**Stated task:** Nothing should be left out: output all of the entries exactly.

**Source material:**
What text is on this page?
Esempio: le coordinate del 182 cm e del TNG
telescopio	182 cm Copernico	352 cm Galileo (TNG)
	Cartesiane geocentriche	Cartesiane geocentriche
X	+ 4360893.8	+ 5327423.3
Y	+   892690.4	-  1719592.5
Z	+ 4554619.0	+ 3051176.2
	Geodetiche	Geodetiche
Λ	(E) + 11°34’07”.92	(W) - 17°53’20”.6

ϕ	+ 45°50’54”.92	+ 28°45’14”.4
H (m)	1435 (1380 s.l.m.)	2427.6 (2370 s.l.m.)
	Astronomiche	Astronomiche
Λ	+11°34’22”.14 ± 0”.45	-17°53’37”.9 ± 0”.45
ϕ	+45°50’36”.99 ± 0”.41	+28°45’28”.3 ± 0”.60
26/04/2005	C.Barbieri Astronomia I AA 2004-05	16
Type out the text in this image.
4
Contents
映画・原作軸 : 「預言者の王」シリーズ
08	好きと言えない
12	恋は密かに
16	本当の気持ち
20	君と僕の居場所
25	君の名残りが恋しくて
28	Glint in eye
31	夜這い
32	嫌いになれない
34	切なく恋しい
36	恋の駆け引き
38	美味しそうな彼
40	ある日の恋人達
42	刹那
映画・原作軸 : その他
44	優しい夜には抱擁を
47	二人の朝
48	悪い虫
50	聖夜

**Result of the task:**
What text is on this page?
Esempio: le coordinate del 182 cm e del TNG
telescopio	182 cm Copernico	352 cm Galileo (TNG)
	Cartesiane geocentriche	Cartesiane geocentriche
X	+ 4360893.8	+ 5327423.3
Y	+   892690.4	-  1719592.5
Z	+ 4554619.0	+ 3051176.2
	Geodetiche	Geodetiche
Λ	(E) + 11°34’07”.92	(W) - 17°53’20”.6

ϕ	+ 45°50’54”.92	+ 28°45’14”.4
H (m)	1435 (1380 s.l.m.)	2427.6 (2370 s.l.m.)
	Astronomiche	Astronomiche
Λ	+11°34’22”.14 ± 0”.45	-17°53’37”.9 ± 0”.45
ϕ	+45°50’36”.99 ± 0”.41	+28°45’28”.3 ± 0”.60
26/04/2005	C.Barbieri Astronomia I AA 2004-05	16
Type out the text in this image.
4
Contents
映画・原作軸 : 「預言者の王」シリーズ
08	好きと言えない
12	恋は密かに
16	本当の気持ち
20	君と僕の居場所
25	君の名残りが恋しくて
28	Glint in eye
31	夜這い
32	嫌いになれない
34	切なく恋しい
36	恋の駆け引き
38	美味しそうな彼
40	ある日の恋人達
42	刹那
映画・原作軸 : その他
44	優しい夜には抱擁を
47	二人の朝
48	悪い虫
50	聖夜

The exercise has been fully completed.